::: Record list
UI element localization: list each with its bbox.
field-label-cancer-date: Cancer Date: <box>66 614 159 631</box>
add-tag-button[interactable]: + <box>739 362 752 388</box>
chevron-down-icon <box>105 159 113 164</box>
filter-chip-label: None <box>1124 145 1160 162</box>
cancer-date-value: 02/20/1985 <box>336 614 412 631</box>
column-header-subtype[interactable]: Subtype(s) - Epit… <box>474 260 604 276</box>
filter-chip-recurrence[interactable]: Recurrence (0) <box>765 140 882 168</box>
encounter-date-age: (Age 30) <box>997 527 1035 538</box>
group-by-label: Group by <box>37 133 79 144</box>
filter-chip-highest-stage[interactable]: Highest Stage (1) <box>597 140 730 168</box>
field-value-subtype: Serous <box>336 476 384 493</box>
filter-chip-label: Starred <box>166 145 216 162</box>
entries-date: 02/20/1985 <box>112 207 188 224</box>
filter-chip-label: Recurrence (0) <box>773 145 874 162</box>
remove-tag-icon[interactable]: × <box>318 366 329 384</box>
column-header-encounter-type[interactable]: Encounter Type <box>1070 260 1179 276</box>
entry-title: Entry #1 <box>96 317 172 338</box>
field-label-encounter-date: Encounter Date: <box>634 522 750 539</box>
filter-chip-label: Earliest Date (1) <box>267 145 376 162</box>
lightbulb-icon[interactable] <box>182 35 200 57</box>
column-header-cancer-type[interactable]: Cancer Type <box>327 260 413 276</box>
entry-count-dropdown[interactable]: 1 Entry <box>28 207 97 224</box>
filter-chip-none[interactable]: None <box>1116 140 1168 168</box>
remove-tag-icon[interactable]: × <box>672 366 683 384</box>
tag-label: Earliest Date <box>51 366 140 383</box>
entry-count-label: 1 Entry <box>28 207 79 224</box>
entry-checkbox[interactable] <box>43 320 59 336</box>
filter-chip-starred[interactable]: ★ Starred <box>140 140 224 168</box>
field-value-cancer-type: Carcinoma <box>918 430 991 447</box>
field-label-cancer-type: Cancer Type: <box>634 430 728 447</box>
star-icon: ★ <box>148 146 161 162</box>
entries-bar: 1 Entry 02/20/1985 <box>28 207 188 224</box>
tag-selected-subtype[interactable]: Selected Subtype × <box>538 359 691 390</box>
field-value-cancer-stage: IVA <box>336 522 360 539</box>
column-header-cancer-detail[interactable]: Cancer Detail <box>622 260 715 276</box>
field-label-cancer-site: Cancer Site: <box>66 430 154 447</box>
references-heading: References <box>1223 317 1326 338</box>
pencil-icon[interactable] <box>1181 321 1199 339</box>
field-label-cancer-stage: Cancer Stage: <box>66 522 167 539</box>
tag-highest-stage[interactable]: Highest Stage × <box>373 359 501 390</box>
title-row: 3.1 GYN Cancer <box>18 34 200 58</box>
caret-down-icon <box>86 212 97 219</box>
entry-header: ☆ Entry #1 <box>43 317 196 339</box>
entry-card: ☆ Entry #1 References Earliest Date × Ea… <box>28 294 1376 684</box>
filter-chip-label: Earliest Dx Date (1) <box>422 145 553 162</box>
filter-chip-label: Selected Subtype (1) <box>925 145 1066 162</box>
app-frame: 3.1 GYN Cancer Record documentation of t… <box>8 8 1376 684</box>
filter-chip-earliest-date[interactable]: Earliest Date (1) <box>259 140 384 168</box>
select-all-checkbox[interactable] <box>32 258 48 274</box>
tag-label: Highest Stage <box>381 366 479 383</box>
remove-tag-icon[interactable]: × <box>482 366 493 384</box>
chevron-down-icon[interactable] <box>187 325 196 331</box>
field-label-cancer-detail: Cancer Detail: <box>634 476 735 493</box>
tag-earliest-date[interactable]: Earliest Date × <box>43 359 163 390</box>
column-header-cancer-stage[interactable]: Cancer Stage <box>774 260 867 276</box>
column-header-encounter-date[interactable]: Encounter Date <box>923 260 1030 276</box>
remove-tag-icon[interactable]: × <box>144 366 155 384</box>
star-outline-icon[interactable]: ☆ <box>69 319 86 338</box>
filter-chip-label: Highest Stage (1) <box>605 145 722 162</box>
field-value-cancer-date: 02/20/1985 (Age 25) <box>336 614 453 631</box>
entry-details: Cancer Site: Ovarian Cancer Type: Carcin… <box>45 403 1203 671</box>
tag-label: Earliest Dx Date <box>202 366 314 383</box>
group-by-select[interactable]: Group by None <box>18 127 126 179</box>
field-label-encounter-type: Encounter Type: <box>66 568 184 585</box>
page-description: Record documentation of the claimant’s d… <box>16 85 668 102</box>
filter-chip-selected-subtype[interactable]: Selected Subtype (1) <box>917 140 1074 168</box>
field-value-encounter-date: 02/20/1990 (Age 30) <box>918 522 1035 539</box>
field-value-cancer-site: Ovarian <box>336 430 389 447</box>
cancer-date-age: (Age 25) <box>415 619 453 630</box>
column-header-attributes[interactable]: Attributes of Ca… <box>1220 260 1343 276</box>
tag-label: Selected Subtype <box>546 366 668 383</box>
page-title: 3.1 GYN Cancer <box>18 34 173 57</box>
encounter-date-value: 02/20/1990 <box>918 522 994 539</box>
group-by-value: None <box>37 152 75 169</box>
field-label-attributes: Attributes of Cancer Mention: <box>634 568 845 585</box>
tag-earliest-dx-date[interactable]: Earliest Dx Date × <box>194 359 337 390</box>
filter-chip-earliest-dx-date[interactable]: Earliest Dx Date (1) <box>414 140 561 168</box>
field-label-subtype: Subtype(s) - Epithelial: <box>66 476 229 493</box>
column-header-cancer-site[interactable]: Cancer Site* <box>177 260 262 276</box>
::::::
§ What to work on
Print the listing unchanged from its first line through the line containing "filter-chip-label: Starred <box>166", both ends included.

§ Task result
UI element localization: list each with its bbox.
field-label-cancer-date: Cancer Date: <box>66 614 159 631</box>
add-tag-button[interactable]: + <box>739 362 752 388</box>
chevron-down-icon <box>105 159 113 164</box>
filter-chip-label: None <box>1124 145 1160 162</box>
cancer-date-value: 02/20/1985 <box>336 614 412 631</box>
column-header-subtype[interactable]: Subtype(s) - Epit… <box>474 260 604 276</box>
filter-chip-recurrence[interactable]: Recurrence (0) <box>765 140 882 168</box>
encounter-date-age: (Age 30) <box>997 527 1035 538</box>
group-by-label: Group by <box>37 133 79 144</box>
filter-chip-highest-stage[interactable]: Highest Stage (1) <box>597 140 730 168</box>
field-value-subtype: Serous <box>336 476 384 493</box>
filter-chip-label: Starred <box>166 145 216 162</box>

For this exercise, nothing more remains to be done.